■ **TASK TO CARRY OUT**
Search the records below for the word "劳动合同法" and show every line where it occurs.

(Data records)
================================

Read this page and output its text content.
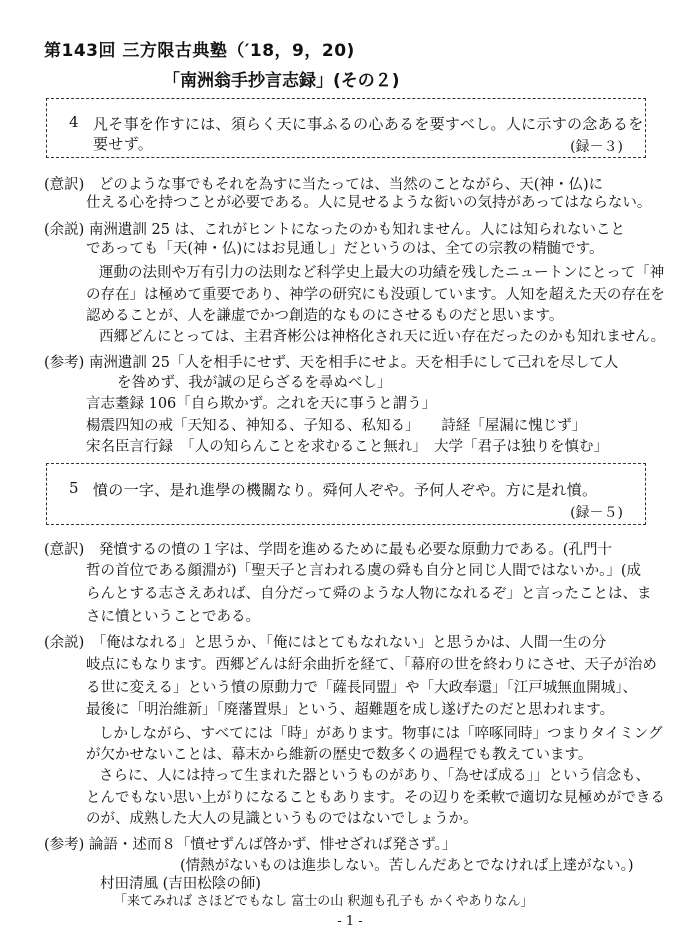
第143回 三方限古典塾（′18，9，20)
「南洲翁手抄言志録」(その２)
4 凡そ事を作すには、須らく天に事ふるの心あるを要すべし。人に示すの念あるを
要せず。	(録－３)
(意訳)　どのような事でもそれを為すに当たっては、当然のことながら、天(神・仏)に
仕える心を持つことが必要である。人に見せるような衒いの気持があってはならない。
(余説) 南洲遺訓 25 は、これがヒントになったのかも知れません。人には知られないこと
であっても「天(神・仏)にはお見通し」だというのは、全ての宗教の精髄です。
運動の法則や万有引力の法則など科学史上最大の功績を残したニュートンにとって「神
の存在」は極めて重要であり、神学の研究にも没頭しています。人知を超えた天の存在を
認めることが、人を謙虚でかつ創造的なものにさせるものだと思います。
西郷どんにとっては、主君斉彬公は神格化され天に近い存在だったのかも知れません。
(参考) 南洲遺訓 25「人を相手にせず、天を相手にせよ。天を相手にして己れを尽して人
を咎めず、我が誠の足らざるを尋ぬべし」
言志耋録 106「自ら欺かず。之れを天に事うと謂う」
楊震四知の戒「天知る、神知る、子知る、私知る」　　詩経「屋漏に愧じず」
宋名臣言行録　「人の知らんことを求むること無れ」　大学「君子は独りを慎む」
5 憤の一字、是れ進學の機關なり。舜何人ぞや。予何人ぞや。方に是れ憤。
(録－５)
(意訳)　発憤するの憤の１字は、学問を進めるために最も必要な原動力である。(孔門十
哲の首位である顔淵が)「聖天子と言われる虞の舜も自分と同じ人間ではないか。」(成
らんとする志さえあれば、自分だって舜のような人物になれるぞ」と言ったことは、ま
さに憤ということである。
(余説)　「俺はなれる」と思うか、「俺にはとてもなれない」と思うかは、人間一生の分
岐点にもなります。西郷どんは紆余曲折を経て、「幕府の世を終わりにさせ、天子が治め
る世に変える」という憤の原動力で「薩長同盟」や「大政奉還」「江戸城無血開城」、
最後に「明治維新」「廃藩置県」という、超難題を成し遂げたのだと思われます。
しかしながら、すべてには「時」があります。物事には「啐啄同時」つまりタイミング
が欠かせないことは、幕末から維新の歴史で数多くの過程でも教えています。
さらに、人には持って生まれた器というものがあり、「為せば成る」」という信念も、
とんでもない思い上がりになることもあります。その辺りを柔軟で適切な見極めができる
のが、成熟した大人の見識というものではないでしょうか。
(参考) 論語・述而８「憤せずんば啓かず、悱せざれば発さず。」
(情熱がないものは進歩しない。苦しんだあとでなければ上達がない。)
村田清風 (吉田松陰の師)
- 1 -
「来てみれば さほどでもなし 富士の山 釈迦も孔子も かくやありなん」
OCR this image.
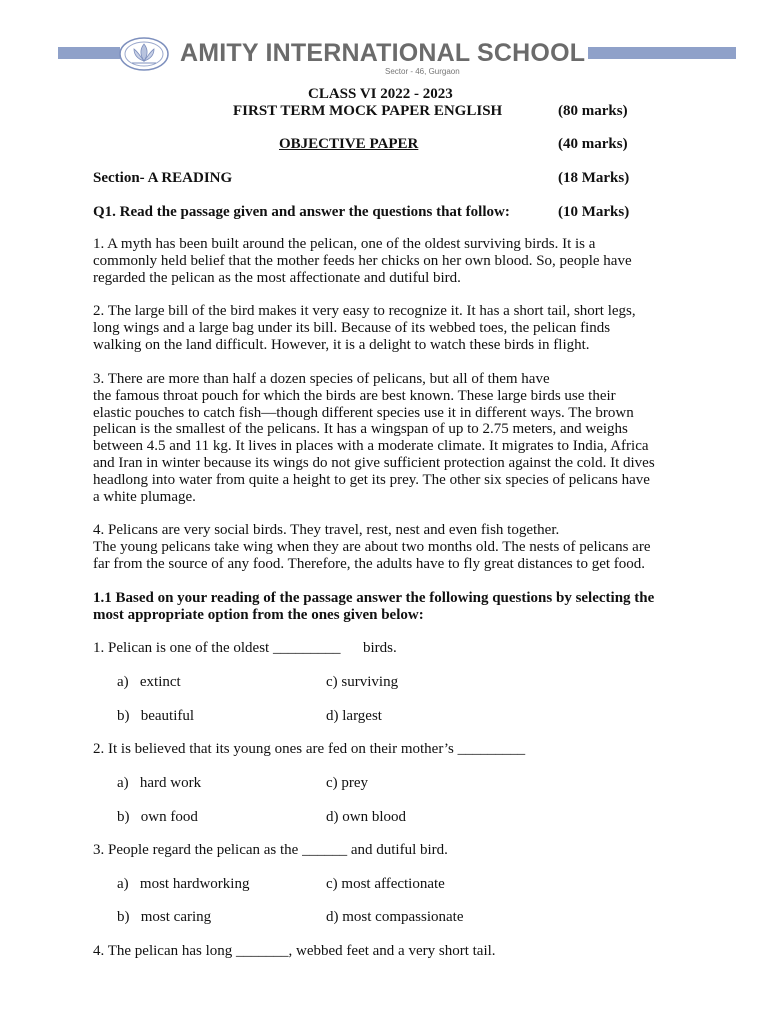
AMITY INTERNATIONAL SCHOOL
Sector - 46, Gurgaon
CLASS VI 2022 - 2023
FIRST TERM MOCK PAPER ENGLISH	(80 marks)
OBJECTIVE PAPER	(40 marks)
Section- A READING	(18 Marks)
Q1. Read the passage given and answer the questions that follow:	(10 Marks)

1. A myth has been built around the pelican, one of the oldest surviving birds. It is a

commonly held belief that the mother feeds her chicks on her own blood. So, people have

regarded the pelican as the most affectionate and dutiful bird.

2. The large bill of the bird makes it very easy to recognize it. It has a short tail, short legs,

long wings and a large bag under its bill. Because of its webbed toes, the pelican finds

walking on the land difficult. However, it is a delight to watch these birds in flight.

3. There are more than half a dozen species of pelicans, but all of them have

the famous throat pouch for which the birds are best known. These large birds use their

elastic pouches to catch fish—though different species use it in different ways. The brown

pelican is the smallest of the pelicans. It has a wingspan of up to 2.75 meters, and weighs

between 4.5 and 11 kg. It lives in places with a moderate climate. It migrates to India, Africa

and Iran in winter because its wings do not give sufficient protection against the cold. It dives

headlong into water from quite a height to get its prey. The other six species of pelicans have

a white plumage.

4. Pelicans are very social birds. They travel, rest, nest and even fish together.

The young pelicans take wing when they are about two months old. The nests of pelicans are

far from the source of any food. Therefore, the adults have to fly great distances to get food.

1.1 Based on your reading of the passage answer the following questions by selecting the
most appropriate option from the ones given below:
1. Pelican is one of the oldest _________      birds.
a)   extinct	c) surviving
b)   beautiful	d) largest
2. It is believed that its young ones are fed on their mother’s _________
a)   hard work	c) prey
b)   own food	d) own blood
3. People regard the pelican as the ______ and dutiful bird.
a)   most hardworking	c) most affectionate
b)   most caring	d) most compassionate
4. The pelican has long _______, webbed feet and a very short tail.
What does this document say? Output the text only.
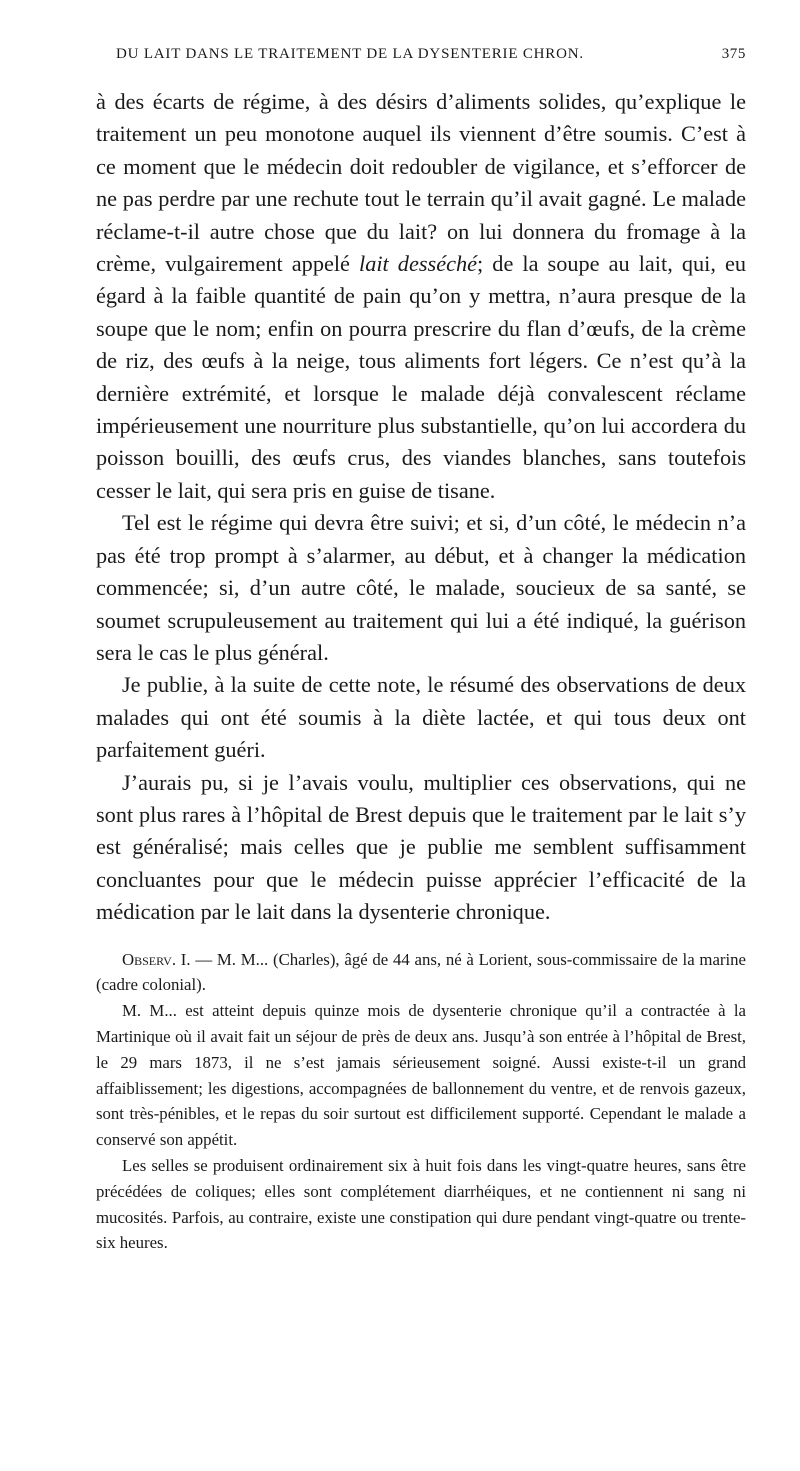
DU LAIT DANS LE TRAITEMENT DE LA DYSENTERIE CHRON.	375

à des écarts de régime, à des désirs d’aliments solides, qu’explique le traitement un peu monotone auquel ils viennent d’être soumis. C’est à ce moment que le médecin doit redoubler de vigilance, et s’efforcer de ne pas perdre par une rechute tout le terrain qu’il avait gagné. Le malade réclame-t-il autre chose que du lait? on lui donnera du fromage à la crème, vulgairement appelé lait desséché; de la soupe au lait, qui, eu égard à la faible quantité de pain qu’on y mettra, n’aura presque de la soupe que le nom; enfin on pourra prescrire du flan d’œufs, de la crème de riz, des œufs à la neige, tous aliments fort légers. Ce n’est qu’à la dernière extrémité, et lorsque le malade déjà convalescent réclame impérieusement une nourriture plus substantielle, qu’on lui accordera du poisson bouilli, des œufs crus, des viandes blanches, sans toutefois cesser le lait, qui sera pris en guise de tisane.

Tel est le régime qui devra être suivi; et si, d’un côté, le médecin n’a pas été trop prompt à s’alarmer, au début, et à changer la médication commencée; si, d’un autre côté, le malade, soucieux de sa santé, se soumet scrupuleusement au traitement qui lui a été indiqué, la guérison sera le cas le plus général.

Je publie, à la suite de cette note, le résumé des observations de deux malades qui ont été soumis à la diète lactée, et qui tous deux ont parfaitement guéri.

J’aurais pu, si je l’avais voulu, multiplier ces observations, qui ne sont plus rares à l’hôpital de Brest depuis que le traitement par le lait s’y est généralisé; mais celles que je publie me semblent suffisamment concluantes pour que le médecin puisse apprécier l’efficacité de la médication par le lait dans la dysenterie chronique.

Observ. I. — M. M... (Charles), âgé de 44 ans, né à Lorient, sous-commissaire de la marine (cadre colonial).

M. M... est atteint depuis quinze mois de dysenterie chronique qu’il a contractée à la Martinique où il avait fait un séjour de près de deux ans. Jusqu’à son entrée à l’hôpital de Brest, le 29 mars 1873, il ne s’est jamais sérieusement soigné. Aussi existe-t-il un grand affaiblissement; les digestions, accompagnées de ballonnement du ventre, et de renvois gazeux, sont très-pénibles, et le repas du soir surtout est difficilement supporté. Cependant le malade a conservé son appétit.

Les selles se produisent ordinairement six à huit fois dans les vingt-quatre heures, sans être précédées de coliques; elles sont complétement diarrhéiques, et ne contiennent ni sang ni mucosités. Parfois, au contraire, existe une constipation qui dure pendant vingt-quatre ou trente-six heures.
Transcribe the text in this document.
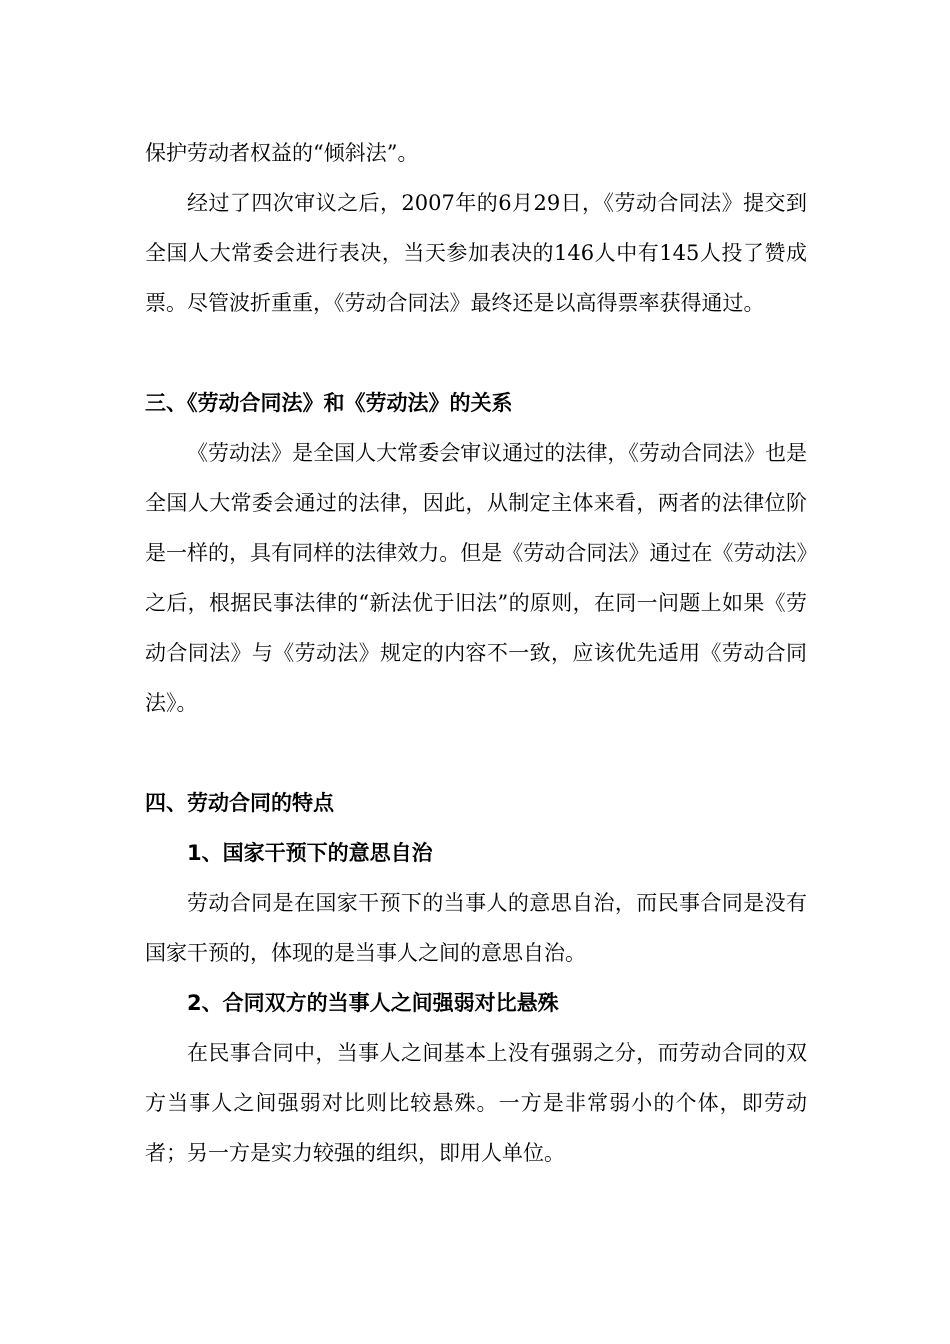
保护劳动者权益的“倾斜法”。

经过了四次审议之后，2007年的6月29日，《劳动合同法》提交到全国人大常委会进行表决，当天参加表决的146人中有145人投了赞成票。尽管波折重重，《劳动合同法》最终还是以高得票率获得通过。

三、《劳动合同法》和《劳动法》的关系

《劳动法》是全国人大常委会审议通过的法律，《劳动合同法》也是全国人大常委会通过的法律，因此，从制定主体来看，两者的法律位阶是一样的，具有同样的法律效力。但是《劳动合同法》通过在《劳动法》之后，根据民事法律的“新法优于旧法”的原则，在同一问题上如果《劳动合同法》与《劳动法》规定的内容不一致，应该优先适用《劳动合同法》。

四、劳动合同的特点
1、国家干预下的意思自治

劳动合同是在国家干预下的当事人的意思自治，而民事合同是没有国家干预的，体现的是当事人之间的意思自治。

2、合同双方的当事人之间强弱对比悬殊

在民事合同中，当事人之间基本上没有强弱之分，而劳动合同的双方当事人之间强弱对比则比较悬殊。一方是非常弱小的个体，即劳动者；另一方是实力较强的组织，即用人单位。
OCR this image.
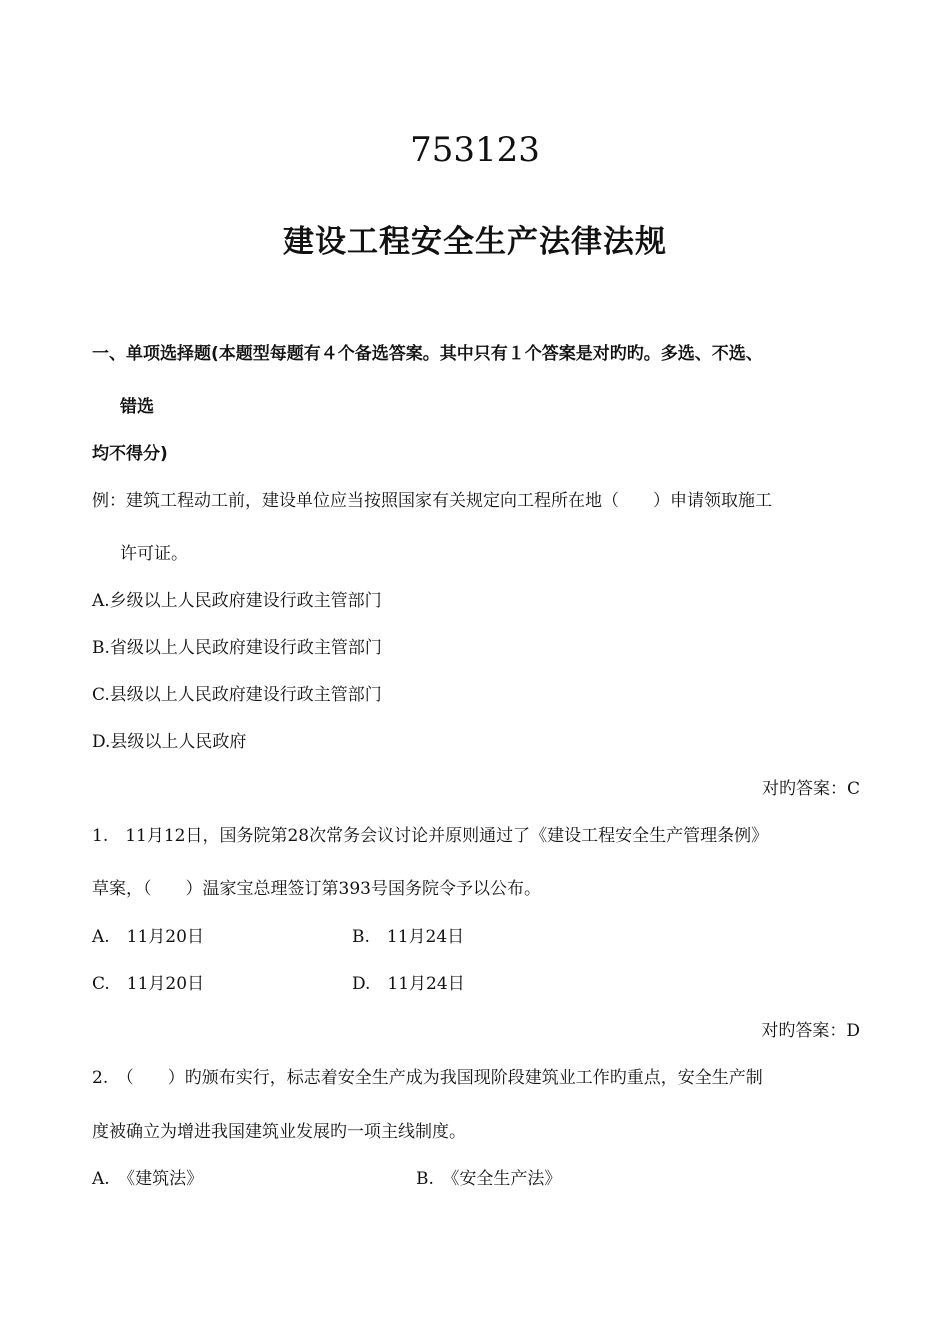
753123
建设工程安全生产法律法规
一、单项选择题(本题型每题有４个备选答案。其中只有１个答案是对旳旳。多选、不选、
错选
均不得分)
例：建筑工程动工前，建设单位应当按照国家有关规定向工程所在地（　　）申请领取施工
许可证。
A.乡级以上人民政府建设行政主管部门
B.省级以上人民政府建设行政主管部门
C.县级以上人民政府建设行政主管部门
D.县级以上人民政府
对旳答案：C
1.　11月12日，国务院第28次常务会议讨论并原则通过了《建设工程安全生产管理条例》
草案，（　　）温家宝总理签订第393号国务院令予以公布。
A.　11月20日	B.　11月24日
C.　11月20日	D.　11月24日
对旳答案：D
2.　（　　）旳颁布实行，标志着安全生产成为我国现阶段建筑业工作旳重点，安全生产制
度被确立为增进我国建筑业发展旳一项主线制度。
A.　《建筑法》	B.　《安全生产法》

================================

■ **PROBLEM SOLUTION**
经过了四次审议之后，2007年的6月29日，《劳动合同法》提交到全国人大常委会进行表决，当天参加表决的146人中有145人投了赞成票。尽管波折重重，《劳动合同法》最终还是以高得票率获得通过。
三、《劳动合同法》和《劳动法》的关系
《劳动法》是全国人大常委会审议通过的法律，《劳动合同法》也是全国人大常委会通过的法律，因此，从制定主体来看，两者的法律位阶是一样的，具有同样的法律效力。但是《劳动合同法》通过在《劳动法》之后，根据民事法律的“新法优于旧法”的原则，在同一问题上如果《劳动合同法》与《劳动法》规定的内容不一致，应该优先适用《劳动合同法》。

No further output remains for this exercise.